--- start ---

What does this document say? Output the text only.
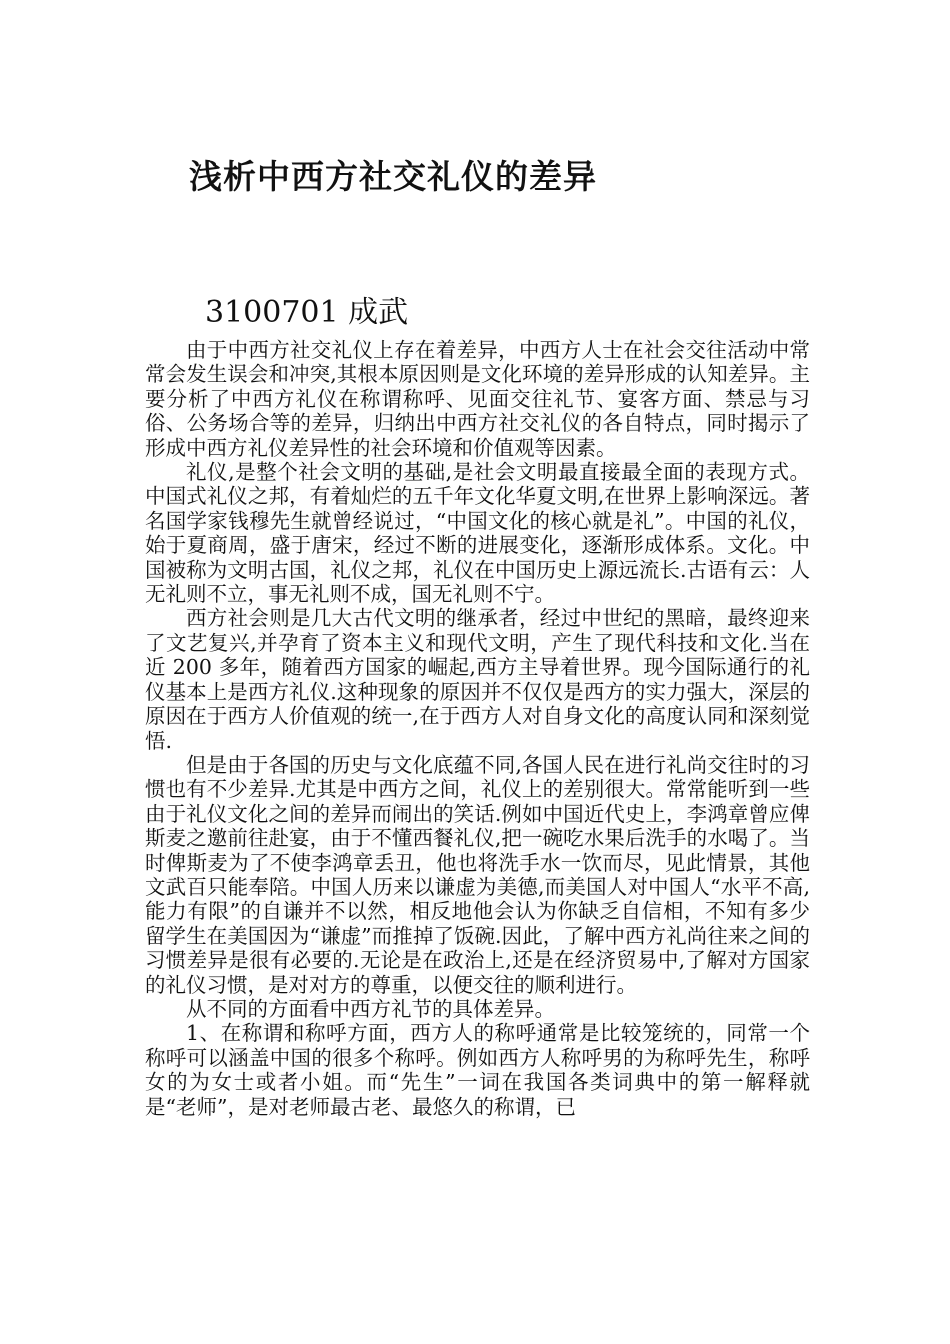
浅析中西方社交礼仪的差异
3100701 成武

由于中西方社交礼仪上存在着差异，中西方人士在社会交往活动中常常会发生误会和冲突,其根本原因则是文化环境的差异形成的认知差异。主要分析了中西方礼仪在称谓称呼、见面交往礼节、宴客方面、禁忌与习俗、公务场合等的差异，归纳出中西方社交礼仪的各自特点，同时揭示了形成中西方礼仪差异性的社会环境和价值观等因素。

礼仪,是整个社会文明的基础,是社会文明最直接最全面的表现方式。中国式礼仪之邦，有着灿烂的五千年文化华夏文明,在世界上影响深远。著名国学家钱穆先生就曾经说过，“中国文化的核心就是礼”。中国的礼仪，始于夏商周，盛于唐宋，经过不断的进展变化，逐渐形成体系。文化。中国被称为文明古国，礼仪之邦，礼仪在中国历史上源远流长.古语有云：人无礼则不立，事无礼则不成，国无礼则不宁。

西方社会则是几大古代文明的继承者，经过中世纪的黑暗，最终迎来了文艺复兴,并孕育了资本主义和现代文明，产生了现代科技和文化.当在近 200 多年，随着西方国家的崛起,西方主导着世界。现今国际通行的礼仪基本上是西方礼仪.这种现象的原因并不仅仅是西方的实力强大，深层的原因在于西方人价值观的统一,在于西方人对自身文化的高度认同和深刻觉悟.

但是由于各国的历史与文化底蕴不同,各国人民在进行礼尚交往时的习惯也有不少差异.尤其是中西方之间，礼仪上的差别很大。常常能听到一些由于礼仪文化之间的差异而闹出的笑话.例如中国近代史上，李鸿章曾应俾斯麦之邀前往赴宴，由于不懂西餐礼仪,把一碗吃水果后洗手的水喝了。当时俾斯麦为了不使李鸿章丢丑，他也将洗手水一饮而尽，见此情景，其他文武百只能奉陪。中国人历来以谦虚为美德,而美国人对中国人“水平不高,能力有限”的自谦并不以然，相反地他会认为你缺乏自信相，不知有多少留学生在美国因为“谦虚”而推掉了饭碗.因此，了解中西方礼尚往来之间的习惯差异是很有必要的.无论是在政治上,还是在经济贸易中,了解对方国家的礼仪习惯，是对对方的尊重，以便交往的顺利进行。

从不同的方面看中西方礼节的具体差异。

1、在称谓和称呼方面，西方人的称呼通常是比较笼统的，同常一个称呼可以涵盖中国的很多个称呼。例如西方人称呼男的为称呼先生，称呼女的为女士或者小姐。而“先生”一词在我国各类词典中的第一解释就是“老师”，是对老师最古老、最悠久的称谓，已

--- end ---

== OBJECTIVE ==
Leave out the pictures and give the rest of the records again exactly.

== ANSWER ==
What does this document say? Output the text only.
浅析中西方社交礼仪的差异
3100701 成武

由于中西方社交礼仪上存在着差异，中西方人士在社会交往活动中常常会发生误会和冲突,其根本原因则是文化环境的差异形成的认知差异。主要分析了中西方礼仪在称谓称呼、见面交往礼节、宴客方面、禁忌与习俗、公务场合等的差异，归纳出中西方社交礼仪的各自特点，同时揭示了形成中西方礼仪差异性的社会环境和价值观等因素。

礼仪,是整个社会文明的基础,是社会文明最直接最全面的表现方式。中国式礼仪之邦，有着灿烂的五千年文化华夏文明,在世界上影响深远。著名国学家钱穆先生就曾经说过，“中国文化的核心就是礼”。中国的礼仪，始于夏商周，盛于唐宋，经过不断的进展变化，逐渐形成体系。文化。中国被称为文明古国，礼仪之邦，礼仪在中国历史上源远流长.古语有云：人无礼则不立，事无礼则不成，国无礼则不宁。

西方社会则是几大古代文明的继承者，经过中世纪的黑暗，最终迎来了文艺复兴,并孕育了资本主义和现代文明，产生了现代科技和文化.当在近 200 多年，随着西方国家的崛起,西方主导着世界。现今国际通行的礼仪基本上是西方礼仪.这种现象的原因并不仅仅是西方的实力强大，深层的原因在于西方人价值观的统一,在于西方人对自身文化的高度认同和深刻觉悟.

但是由于各国的历史与文化底蕴不同,各国人民在进行礼尚交往时的习惯也有不少差异.尤其是中西方之间，礼仪上的差别很大。常常能听到一些由于礼仪文化之间的差异而闹出的笑话.例如中国近代史上，李鸿章曾应俾斯麦之邀前往赴宴，由于不懂西餐礼仪,把一碗吃水果后洗手的水喝了。当时俾斯麦为了不使李鸿章丢丑，他也将洗手水一饮而尽，见此情景，其他文武百只能奉陪。中国人历来以谦虚为美德,而美国人对中国人“水平不高,能力有限”的自谦并不以然，相反地他会认为你缺乏自信相，不知有多少留学生在美国因为“谦虚”而推掉了饭碗.因此，了解中西方礼尚往来之间的习惯差异是很有必要的.无论是在政治上,还是在经济贸易中,了解对方国家的礼仪习惯，是对对方的尊重，以便交往的顺利进行。

从不同的方面看中西方礼节的具体差异。

1、在称谓和称呼方面，西方人的称呼通常是比较笼统的，同常一个称呼可以涵盖中国的很多个称呼。例如西方人称呼男的为称呼先生，称呼女的为女士或者小姐。而“先生”一词在我国各类词典中的第一解释就是“老师”，是对老师最古老、最悠久的称谓，已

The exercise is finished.